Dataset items
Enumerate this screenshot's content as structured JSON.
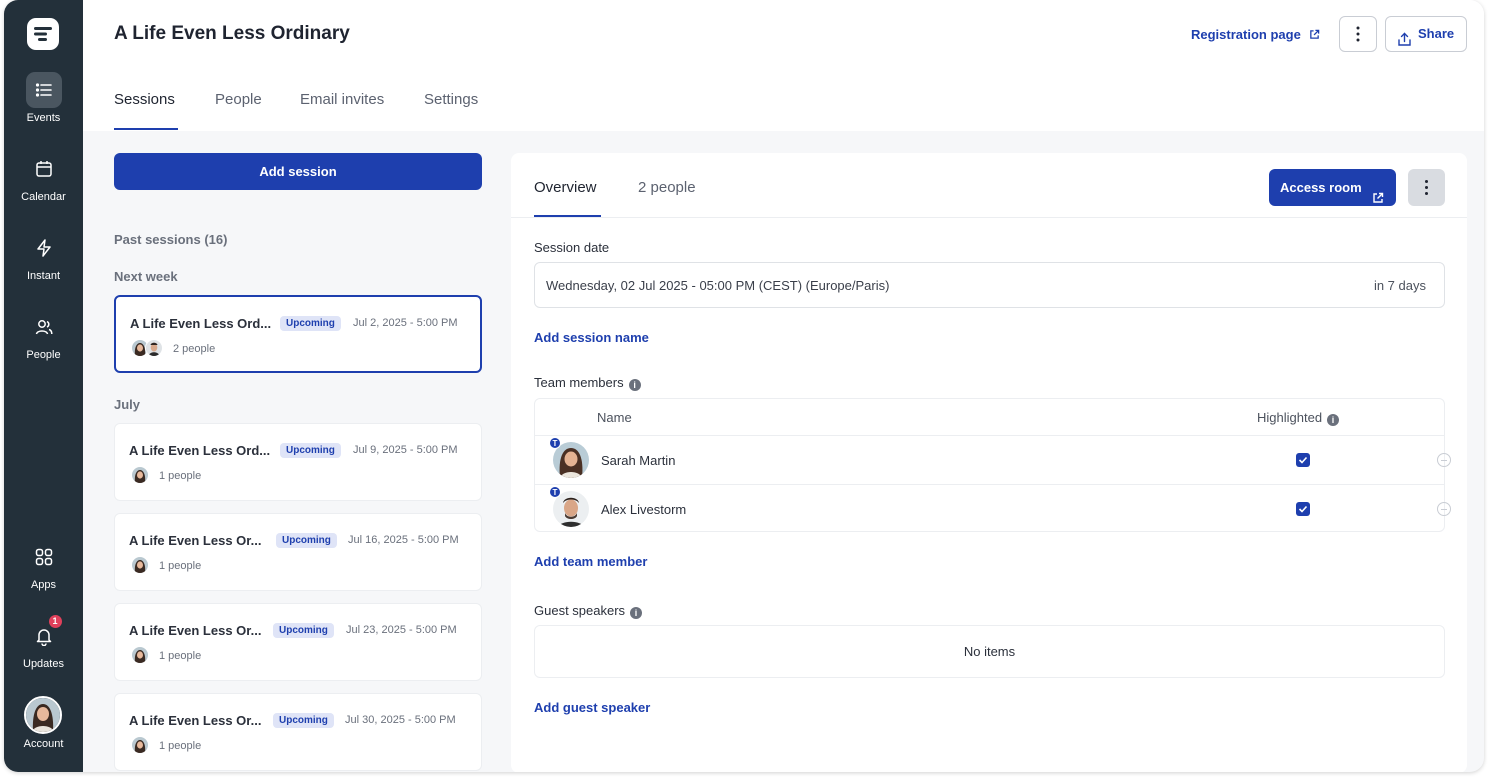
{
  "nav": {
    "items": [
      {
        "label": "Events",
        "icon": "list-icon"
      },
      {
        "label": "Calendar",
        "icon": "calendar-icon"
      },
      {
        "label": "Instant",
        "icon": "bolt-icon"
      },
      {
        "label": "People",
        "icon": "people-icon"
      },
      {
        "label": "Apps",
        "icon": "apps-grid-icon"
      },
      {
        "label": "Updates",
        "icon": "bell-icon",
        "badge": "1"
      },
      {
        "label": "Account",
        "icon": "avatar"
      }
    ]
  },
  "header": {
    "title": "A Life Even Less Ordinary",
    "registration_label": "Registration page",
    "share_label": "Share",
    "tabs": [
      "Sessions",
      "People",
      "Email invites",
      "Settings"
    ]
  },
  "sessions": {
    "add_label": "Add session",
    "past_label": "Past sessions (16)",
    "group_next_week": "Next week",
    "group_july": "July",
    "items": [
      {
        "title": "A Life Even Less Ord...",
        "status": "Upcoming",
        "date": "Jul 2, 2025 - 5:00 PM",
        "people": "2 people"
      },
      {
        "title": "A Life Even Less Ord...",
        "status": "Upcoming",
        "date": "Jul 9, 2025 - 5:00 PM",
        "people": "1 people"
      },
      {
        "title": "A Life Even Less Or...",
        "status": "Upcoming",
        "date": "Jul 16, 2025 - 5:00 PM",
        "people": "1 people"
      },
      {
        "title": "A Life Even Less Or...",
        "status": "Upcoming",
        "date": "Jul 23, 2025 - 5:00 PM",
        "people": "1 people"
      },
      {
        "title": "A Life Even Less Or...",
        "status": "Upcoming",
        "date": "Jul 30, 2025 - 5:00 PM",
        "people": "1 people"
      }
    ]
  },
  "panel": {
    "tab_overview": "Overview",
    "tab_people": "2 people",
    "access_label": "Access room",
    "session_date_label": "Session date",
    "session_date_value": "Wednesday, 02 Jul 2025 - 05:00 PM (CEST) (Europe/Paris)",
    "session_date_relative": "in 7 days",
    "add_session_name": "Add session name",
    "team_label": "Team members",
    "col_name": "Name",
    "col_highlighted": "Highlighted",
    "members": [
      {
        "name": "Sarah Martin",
        "badge": "T",
        "highlighted": true
      },
      {
        "name": "Alex Livestorm",
        "badge": "T",
        "highlighted": true
      }
    ],
    "add_team_member": "Add team member",
    "guest_label": "Guest speakers",
    "guest_empty": "No items",
    "add_guest_speaker": "Add guest speaker"
  },
  "colors": {
    "accent": "#1e3fae",
    "rail": "#23303a",
    "badge_bg": "#dfe4f7",
    "alert": "#e0405b"
  }
}
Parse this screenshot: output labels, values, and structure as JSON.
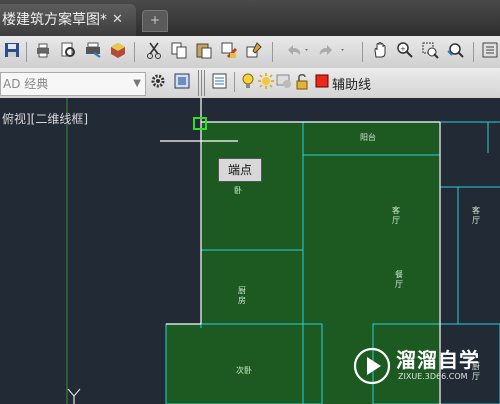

_INSTRUCTIONS TO FOLLOW_. Retype the data above exactly; pictures are not part of the copy.

_EXPECTED ANSWER_.
Enumerate this screenshot's content as structured JSON.
{
  "nav": {
    "items": [
      {
        "label": "Events",
        "icon": "list-icon"
      },
      {
        "label": "Calendar",
        "icon": "calendar-icon"
      },
      {
        "label": "Instant",
        "icon": "bolt-icon"
      },
      {
        "label": "People",
        "icon": "people-icon"
      },
      {
        "label": "Apps",
        "icon": "apps-grid-icon"
      },
      {
        "label": "Updates",
        "icon": "bell-icon",
        "badge": "1"
      },
      {
        "label": "Account",
        "icon": "avatar"
      }
    ]
  },
  "header": {
    "title": "A Life Even Less Ordinary",
    "registration_label": "Registration page",
    "share_label": "Share",
    "tabs": [
      "Sessions",
      "People",
      "Email invites",
      "Settings"
    ]
  },
  "sessions": {
    "add_label": "Add session",
    "past_label": "Past sessions (16)",
    "group_next_week": "Next week",
    "group_july": "July",
    "items": [
      {
        "title": "A Life Even Less Ord...",
        "status": "Upcoming",
        "date": "Jul 2, 2025 - 5:00 PM",
        "people": "2 people"
      },
      {
        "title": "A Life Even Less Ord...",
        "status": "Upcoming",
        "date": "Jul 9, 2025 - 5:00 PM",
        "people": "1 people"
      },
      {
        "title": "A Life Even Less Or...",
        "status": "Upcoming",
        "date": "Jul 16, 2025 - 5:00 PM",
        "people": "1 people"
      },
      {
        "title": "A Life Even Less Or...",
        "status": "Upcoming",
        "date": "Jul 23, 2025 - 5:00 PM",
        "people": "1 people"
      },
      {
        "title": "A Life Even Less Or...",
        "status": "Upcoming",
        "date": "Jul 30, 2025 - 5:00 PM",
        "people": "1 people"
      }
    ]
  },
  "panel": {
    "tab_overview": "Overview",
    "tab_people": "2 people",
    "access_label": "Access room",
    "session_date_label": "Session date",
    "session_date_value": "Wednesday, 02 Jul 2025 - 05:00 PM (CEST) (Europe/Paris)",
    "session_date_relative": "in 7 days",
    "add_session_name": "Add session name",
    "team_label": "Team members",
    "col_name": "Name",
    "col_highlighted": "Highlighted",
    "members": [
      {
        "name": "Sarah Martin",
        "badge": "T",
        "highlighted": true
      },
      {
        "name": "Alex Livestorm",
        "badge": "T",
        "highlighted": true
      }
    ],
    "add_team_member": "Add team member",
    "guest_label": "Guest speakers",
    "guest_empty": "No items",
    "add_guest_speaker": "Add guest speaker"
  },
  "colors": {
    "accent": "#1e3fae",
    "rail": "#23303a",
    "badge_bg": "#dfe4f7",
    "alert": "#e0405b"
  }
}
Parse this screenshot: output labels, values, and structure as JSON.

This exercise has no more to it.